## Given information
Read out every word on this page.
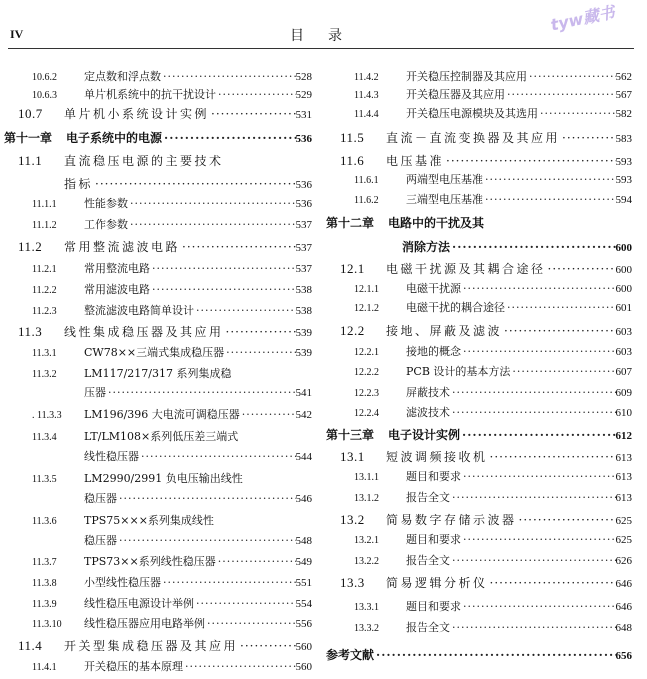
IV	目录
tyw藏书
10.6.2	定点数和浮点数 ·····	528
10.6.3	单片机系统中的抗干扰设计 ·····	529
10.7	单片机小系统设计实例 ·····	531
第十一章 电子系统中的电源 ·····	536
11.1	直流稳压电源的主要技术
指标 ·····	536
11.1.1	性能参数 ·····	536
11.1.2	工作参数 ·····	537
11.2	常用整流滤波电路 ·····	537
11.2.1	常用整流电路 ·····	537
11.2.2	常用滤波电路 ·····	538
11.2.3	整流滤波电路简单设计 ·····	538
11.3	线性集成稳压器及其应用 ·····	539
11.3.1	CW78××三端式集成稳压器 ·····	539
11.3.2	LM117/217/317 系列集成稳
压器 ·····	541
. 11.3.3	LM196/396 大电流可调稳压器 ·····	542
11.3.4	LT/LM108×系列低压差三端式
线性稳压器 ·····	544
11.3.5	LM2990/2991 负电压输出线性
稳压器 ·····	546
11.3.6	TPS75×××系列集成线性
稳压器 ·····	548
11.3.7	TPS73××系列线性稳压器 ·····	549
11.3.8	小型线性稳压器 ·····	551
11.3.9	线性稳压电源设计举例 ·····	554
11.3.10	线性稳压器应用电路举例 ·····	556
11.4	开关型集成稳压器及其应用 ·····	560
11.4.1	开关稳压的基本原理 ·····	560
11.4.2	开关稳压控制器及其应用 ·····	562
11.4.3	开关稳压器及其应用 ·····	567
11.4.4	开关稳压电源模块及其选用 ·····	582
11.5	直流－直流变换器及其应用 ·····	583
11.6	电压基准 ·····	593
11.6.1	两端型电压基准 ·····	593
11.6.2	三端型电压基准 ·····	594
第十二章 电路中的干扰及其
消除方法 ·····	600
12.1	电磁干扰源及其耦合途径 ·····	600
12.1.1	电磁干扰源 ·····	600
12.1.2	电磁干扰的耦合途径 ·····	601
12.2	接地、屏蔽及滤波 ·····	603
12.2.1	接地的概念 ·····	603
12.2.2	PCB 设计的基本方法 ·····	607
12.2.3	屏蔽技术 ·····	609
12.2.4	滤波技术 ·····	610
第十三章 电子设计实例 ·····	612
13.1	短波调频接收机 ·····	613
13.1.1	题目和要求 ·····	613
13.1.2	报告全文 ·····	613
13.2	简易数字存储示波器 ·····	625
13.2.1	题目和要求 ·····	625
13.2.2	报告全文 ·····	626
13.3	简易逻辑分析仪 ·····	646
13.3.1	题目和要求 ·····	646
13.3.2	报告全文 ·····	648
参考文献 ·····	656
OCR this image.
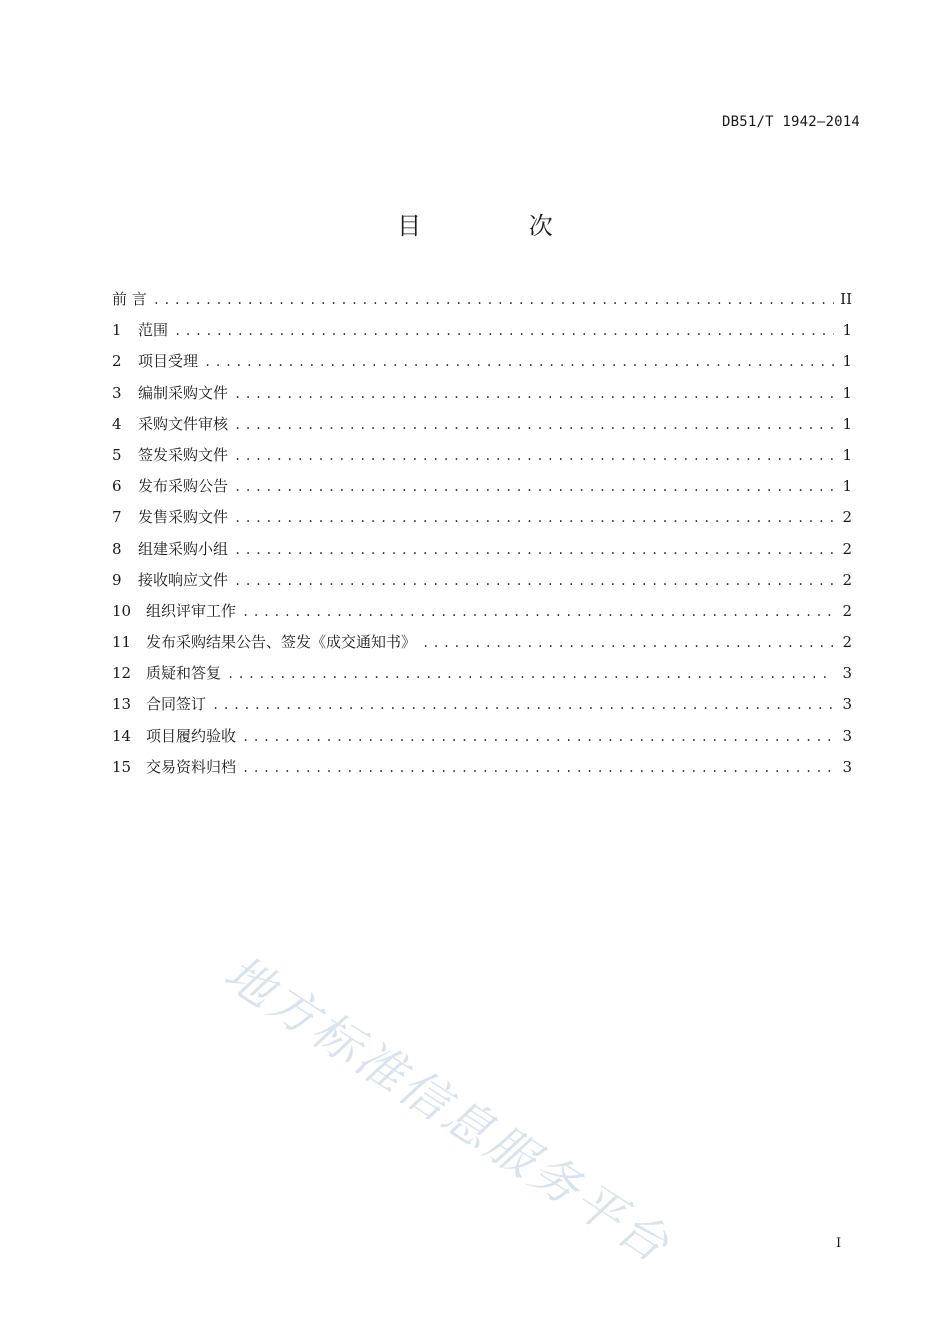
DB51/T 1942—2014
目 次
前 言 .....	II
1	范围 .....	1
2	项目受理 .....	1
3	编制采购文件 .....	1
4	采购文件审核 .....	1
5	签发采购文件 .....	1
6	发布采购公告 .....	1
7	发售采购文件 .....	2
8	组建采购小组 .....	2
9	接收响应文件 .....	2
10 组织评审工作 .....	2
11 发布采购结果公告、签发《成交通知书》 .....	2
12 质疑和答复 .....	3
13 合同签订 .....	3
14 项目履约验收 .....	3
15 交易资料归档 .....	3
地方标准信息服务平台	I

## Task brief
Reproduce each entry verbatim, excluding any embedded images.

## Worked solution
Read out every word on this page.
IV	目录
tyw藏书
10.6.2	定点数和浮点数 ·····	528
10.6.3	单片机系统中的抗干扰设计 ·····	529
10.7	单片机小系统设计实例 ·····	531
第十一章 电子系统中的电源 ·····	536
11.1	直流稳压电源的主要技术
指标 ·····	536
11.1.1	性能参数 ·····	536
11.1.2	工作参数 ·····	537
11.2	常用整流滤波电路 ·····	537
11.2.1	常用整流电路 ·····	537
11.2.2	常用滤波电路 ·····	538
11.2.3	整流滤波电路简单设计 ·····	538
11.3	线性集成稳压器及其应用 ·····	539
11.3.1	CW78××三端式集成稳压器 ·····	539
11.3.2	LM117/217/317 系列集成稳
压器 ·····	541
. 11.3.3	LM196/396 大电流可调稳压器 ·····	542
11.3.4	LT/LM108×系列低压差三端式
线性稳压器 ·····	544
11.3.5	LM2990/2991 负电压输出线性
稳压器 ·····	546
11.3.6	TPS75×××系列集成线性
稳压器 ·····	548
11.3.7	TPS73××系列线性稳压器 ·····	549
11.3.8	小型线性稳压器 ·····	551
11.3.9	线性稳压电源设计举例 ·····	554
11.3.10	线性稳压器应用电路举例 ·····	556
11.4	开关型集成稳压器及其应用 ·····	560
11.4.1	开关稳压的基本原理 ·····	560
11.4.2	开关稳压控制器及其应用 ·····	562
11.4.3	开关稳压器及其应用 ·····	567
11.4.4	开关稳压电源模块及其选用 ·····	582
11.5	直流－直流变换器及其应用 ·····	583
11.6	电压基准 ·····	593
11.6.1	两端型电压基准 ·····	593
11.6.2	三端型电压基准 ·····	594
第十二章 电路中的干扰及其
消除方法 ·····	600
12.1	电磁干扰源及其耦合途径 ·····	600
12.1.1	电磁干扰源 ·····	600
12.1.2	电磁干扰的耦合途径 ·····	601
12.2	接地、屏蔽及滤波 ·····	603
12.2.1	接地的概念 ·····	603
12.2.2	PCB 设计的基本方法 ·····	607
12.2.3	屏蔽技术 ·····	609
12.2.4	滤波技术 ·····	610
第十三章 电子设计实例 ·····	612
13.1	短波调频接收机 ·····	613
13.1.1	题目和要求 ·····	613
13.1.2	报告全文 ·····	613
13.2	简易数字存储示波器 ·····	625
13.2.1	题目和要求 ·····	625
13.2.2	报告全文 ·····	626
13.3	简易逻辑分析仪 ·····	646
13.3.1	题目和要求 ·····	646
13.3.2	报告全文 ·····	648
参考文献 ·····	656
OCR this image.
DB51/T 1942—2014
目 次
前 言 .....	II
1	范围 .....	1
2	项目受理 .....	1
3	编制采购文件 .....	1
4	采购文件审核 .....	1
5	签发采购文件 .....	1
6	发布采购公告 .....	1
7	发售采购文件 .....	2
8	组建采购小组 .....	2
9	接收响应文件 .....	2
10 组织评审工作 .....	2
11 发布采购结果公告、签发《成交通知书》 .....	2
12 质疑和答复 .....	3
13 合同签订 .....	3
14 项目履约验收 .....	3
15 交易资料归档 .....	3
地方标准信息服务平台	I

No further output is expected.